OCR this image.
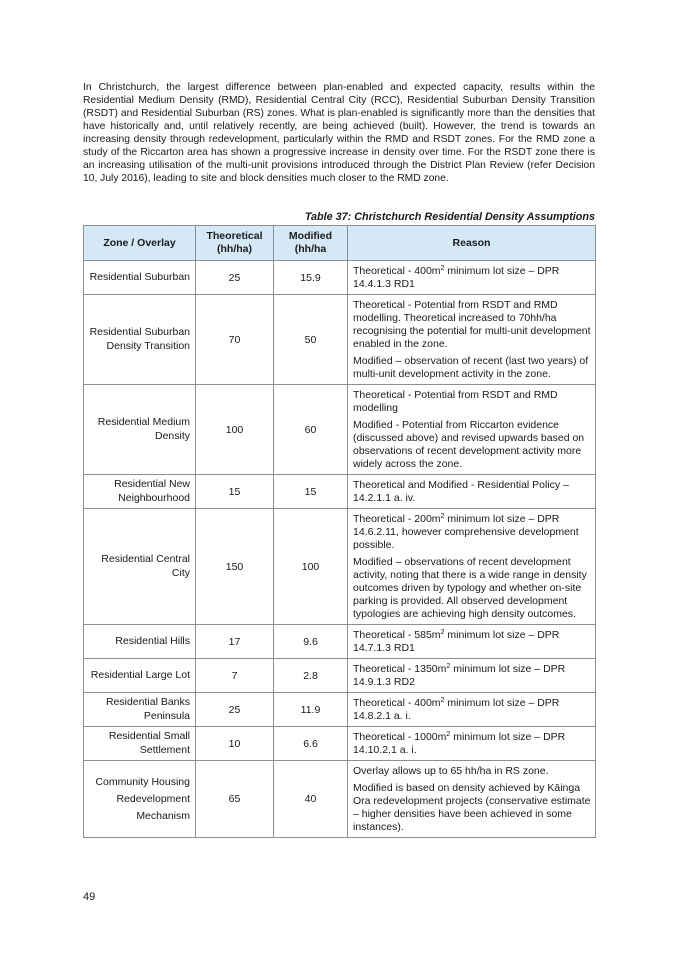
In Christchurch, the largest difference between plan-enabled and expected capacity, results within the Residential Medium Density (RMD), Residential Central City (RCC), Residential Suburban Density Transition (RSDT) and Residential Suburban (RS) zones. What is plan-enabled is significantly more than the densities that have historically and, until relatively recently, are being achieved (built). However, the trend is towards an increasing density through redevelopment, particularly within the RMD and RSDT zones. For the RMD zone a study of the Riccarton area has shown a progressive increase in density over time. For the RSDT zone there is an increasing utilisation of the multi-unit provisions introduced through the District Plan Review (refer Decision 10, July 2016), leading to site and block densities much closer to the RMD zone.

Table 37: Christchurch Residential Density Assumptions
Zone / Overlay	Theoretical (hh/ha)	Modified (hh/ha	Reason
Residential Suburban	25	15.9	Theoretical - $400m^2$ minimum lot size – DPR 14.4.1.3 RD1

Residential Suburban Density Transition	70	50	Theoretical - Potential from RSDT and RMD modelling. Theoretical increased to 70hh/ha recognising the potential for multi-unit development enabled in the zone.

Modified – observation of recent (last two years) of multi-unit development activity in the zone.

Residential Medium Density	100	60	Theoretical - Potential from RSDT and RMD modelling

Modified - Potential from Riccarton evidence (discussed above) and revised upwards based on observations of recent development activity more widely across the zone.

Residential New Neighbourhood	15	15	Theoretical and Modified - Residential Policy – 14.2.1.1 a. iv.

Residential Central City	150	100	Theoretical - $200m^2$ minimum lot size – DPR 14.6.2.11, however comprehensive development possible.

Modified – observations of recent development activity, noting that there is a wide range in density outcomes driven by typology and whether on-site parking is provided. All observed development typologies are achieving high density outcomes.

Residential Hills	17	9.6	Theoretical - $585m^2$ minimum lot size – DPR 14.7.1.3 RD1

Residential Large Lot	7	2.8	Theoretical - $1350m^2$ minimum lot size – DPR 14.9.1.3 RD2

Residential Banks Peninsula	25	11.9	Theoretical - $400m^2$ minimum lot size – DPR 14.8.2.1 a. i.

Residential Small Settlement	10	6.6	Theoretical - $1000m^2$ minimum lot size – DPR 14.10.2.1 a. i.

Community Housing Redevelopment Mechanism	65	40	Overlay allows up to 65 hh/ha in RS zone.

Modified is based on density achieved by Kāinga Ora redevelopment projects (conservative estimate – higher densities have been achieved in some instances).

49
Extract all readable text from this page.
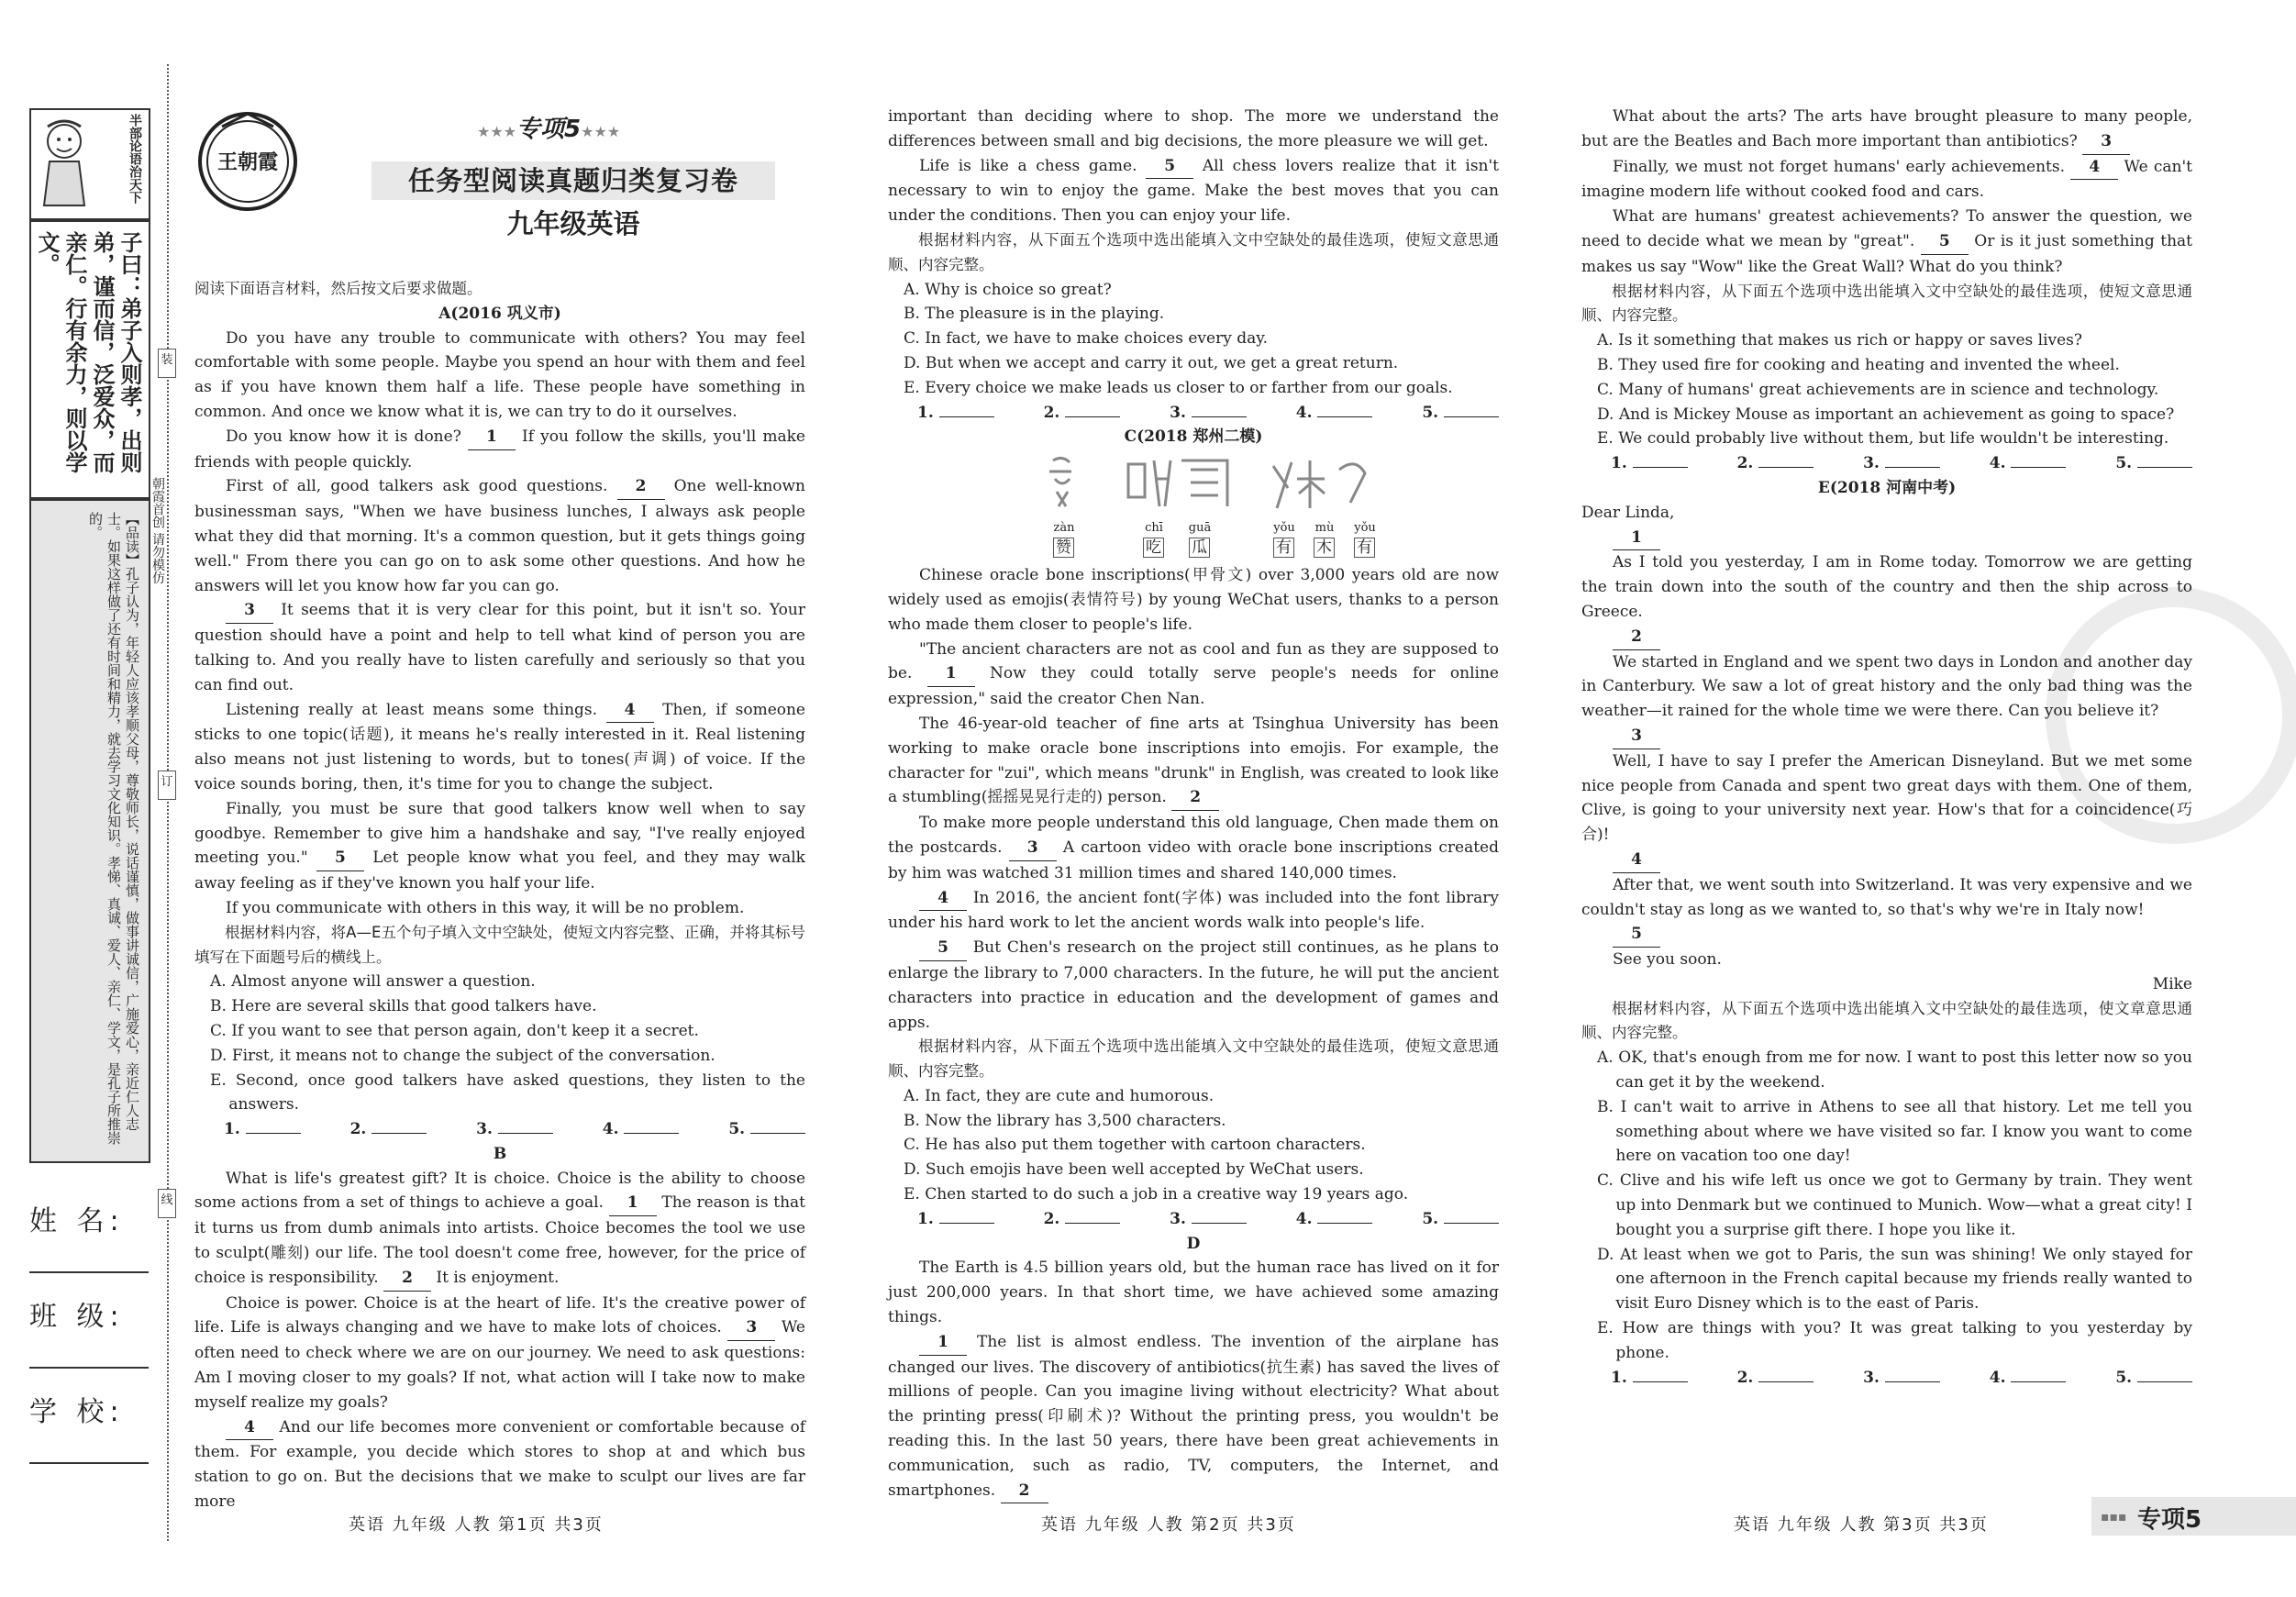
半部论语治天下
子曰：弟子入则孝，出则弟，谨而信，泛爱众，而亲仁。行有余力，则以学文。
【品读】孔子认为，年轻人应该孝顺父母，尊敬师长，说话谨慎，做事讲诚信，广施爱心，亲近仁人志士。如果这样做了还有时间和精力，就去学习文化知识。孝悌、真诚、爱人、亲仁、学文，是孔子所推崇的。
姓 名:
班 级:
学 校:
装
订
线
朝霞首创 请勿模仿
王朝霞
★★★专项5★★★
任务型阅读真题归类复习卷
九年级英语

阅读下面语言材料，然后按文后要求做题。

A(2016 巩义市)

Do you have any trouble to communicate with others? You may feel comfortable with some people. Maybe you spend an hour with them and feel as if you have known them half a life. These people have something in common. And once we know what it is, we can try to do it ourselves.

Do you know how it is done? 1 If you follow the skills, you'll make friends with people quickly.

First of all, good talkers ask good questions. 2 One well-known businessman says, "When we have business lunches, I always ask people what they did that morning. It's a common question, but it gets things going well." From there you can go on to ask some other questions. And how he answers will let you know how far you can go.

3 It seems that it is very clear for this point, but it isn't so. Your question should have a point and help to tell what kind of person you are talking to. And you really have to listen carefully and seriously so that you can find out.

Listening really at least means some things. 4 Then, if someone sticks to one topic(话题), it means he's really interested in it. Real listening also means not just listening to words, but to tones(声调) of voice. If the voice sounds boring, then, it's time for you to change the subject.

Finally, you must be sure that good talkers know well when to say goodbye. Remember to give him a handshake and say, "I've really enjoyed meeting you." 5 Let people know what you feel, and they may walk away feeling as if they've known you half your life.

If you communicate with others in this way, it will be no problem.

根据材料内容，将A—E五个句子填入文中空缺处，使短文内容完整、正确，并将其标号填写在下面题号后的横线上。

A. Almost anyone will answer a question.

B. Here are several skills that good talkers have.

C. If you want to see that person again, don't keep it a secret.

D. First, it means not to change the subject of the conversation.

E. Second, once good talkers have asked questions, they listen to the answers.

1.	2.	3.	4.	5.

B

What is life's greatest gift? It is choice. Choice is the ability to choose some actions from a set of things to achieve a goal. 1 The reason is that it turns us from dumb animals into artists. Choice becomes the tool we use to sculpt(雕刻) our life. The tool doesn't come free, however, for the price of choice is responsibility. 2 It is enjoyment.

Choice is power. Choice is at the heart of life. It's the creative power of life. Life is always changing and we have to make lots of choices. 3 We often need to check where we are on our journey. We need to ask questions: Am I moving closer to my goals? If not, what action will I take now to make myself realize my goals?

4 And our life becomes more convenient or comfortable because of them. For example, you decide which stores to shop at and which bus station to go on. But the decisions that we make to sculpt our lives are far more

important than deciding where to shop. The more we understand the differences between small and big decisions, the more pleasure we will get.

Life is like a chess game. 5 All chess lovers realize that it isn't necessary to win to enjoy the game. Make the best moves that you can under the conditions. Then you can enjoy your life.

根据材料内容，从下面五个选项中选出能填入文中空缺处的最佳选项，使短文意思通顺、内容完整。

A. Why is choice so great?

B. The pleasure is in the playing.

C. In fact, we have to make choices every day.

D. But when we accept and carry it out, we get a great return.

E. Every choice we make leads us closer to or farther from our goals.

1.	2.	3.	4.	5.

C(2018 郑州二模)

zàn	chī	guā	yǒu	mù	yǒu
赞	吃 瓜	有 木 有

Chinese oracle bone inscriptions(甲骨文) over 3,000 years old are now widely used as emojis(表情符号) by young WeChat users, thanks to a person who made them closer to people's life.

"The ancient characters are not as cool and fun as they are supposed to be. 1 Now they could totally serve people's needs for online expression," said the creator Chen Nan.

The 46-year-old teacher of fine arts at Tsinghua University has been working to make oracle bone inscriptions into emojis. For example, the character for "zui", which means "drunk" in English, was created to look like a stumbling(摇摇晃晃行走的) person. 2

To make more people understand this old language, Chen made them on the postcards. 3 A cartoon video with oracle bone inscriptions created by him was watched 31 million times and shared 140,000 times.

4 In 2016, the ancient font(字体) was included into the font library under his hard work to let the ancient words walk into people's life.

5 But Chen's research on the project still continues, as he plans to enlarge the library to 7,000 characters. In the future, he will put the ancient characters into practice in education and the development of games and apps.

根据材料内容，从下面五个选项中选出能填入文中空缺处的最佳选项，使短文意思通顺、内容完整。

A. In fact, they are cute and humorous.

B. Now the library has 3,500 characters.

C. He has also put them together with cartoon characters.

D. Such emojis have been well accepted by WeChat users.

E. Chen started to do such a job in a creative way 19 years ago.

1.	2.	3.	4.	5.

D

The Earth is 4.5 billion years old, but the human race has lived on it for just 200,000 years. In that short time, we have achieved some amazing things.

1 The list is almost endless. The invention of the airplane has changed our lives. The discovery of antibiotics(抗生素) has saved the lives of millions of people. Can you imagine living without electricity? What about the printing press(印刷术)? Without the printing press, you wouldn't be reading this. In the last 50 years, there have been great achievements in communication, such as radio, TV, computers, the Internet, and smartphones. 2

What about the arts? The arts have brought pleasure to many people, but are the Beatles and Bach more important than antibiotics? 3

Finally, we must not forget humans' early achievements. 4 We can't imagine modern life without cooked food and cars.

What are humans' greatest achievements? To answer the question, we need to decide what we mean by "great". 5 Or is it just something that makes us say "Wow" like the Great Wall? What do you think?

根据材料内容，从下面五个选项中选出能填入文中空缺处的最佳选项，使短文意思通顺、内容完整。

A. Is it something that makes us rich or happy or saves lives?

B. They used fire for cooking and heating and invented the wheel.

C. Many of humans' great achievements are in science and technology.

D. And is Mickey Mouse as important an achievement as going to space?

E. We could probably live without them, but life wouldn't be interesting.

1.	2.	3.	4.	5.

E(2018 河南中考)

Dear Linda,

1

As I told you yesterday, I am in Rome today. Tomorrow we are getting the train down into the south of the country and then the ship across to Greece.

2

We started in England and we spent two days in London and another day in Canterbury. We saw a lot of great history and the only bad thing was the weather—it rained for the whole time we were there. Can you believe it?

3

Well, I have to say I prefer the American Disneyland. But we met some nice people from Canada and spent two great days with them. One of them, Clive, is going to your university next year. How's that for a coincidence(巧合)!

4

After that, we went south into Switzerland. It was very expensive and we couldn't stay as long as we wanted to, so that's why we're in Italy now!

5

See you soon.

Mike

根据材料内容，从下面五个选项中选出能填入文中空缺处的最佳选项，使文章意思通顺、内容完整。

A. OK, that's enough from me for now. I want to post this letter now so you can get it by the weekend.

B. I can't wait to arrive in Athens to see all that history. Let me tell you something about where we have visited so far. I know you want to come here on vacation too one day!

C. Clive and his wife left us once we got to Germany by train. They went up into Denmark but we continued to Munich. Wow—what a great city! I bought you a surprise gift there. I hope you like it.

D. At least when we got to Paris, the sun was shining! We only stayed for one afternoon in the French capital because my friends really wanted to visit Euro Disney which is to the east of Paris.

E. How are things with you? It was great talking to you yesterday by phone.

1.	2.	3.	4.	5.
英语 九年级 人教 第1页 共3页	英语 九年级 人教 第2页 共3页	英语 九年级 人教 第3页 共3页	▪▪▪ 专项5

===

**Written instruction:** Go through the records and gather the lines that hold "walk".

**Complete answer:**
Finally, you must be sure that good talkers know well when to say goodbye. Remember to give him a handshake and say, "I've really enjoyed meeting you." 5 Let people know what you feel, and they may walk away feeling as if they've known you half your life.
4 In 2016, the ancient font(字体) was included into the font library under his hard work to let the ancient words walk into people's life.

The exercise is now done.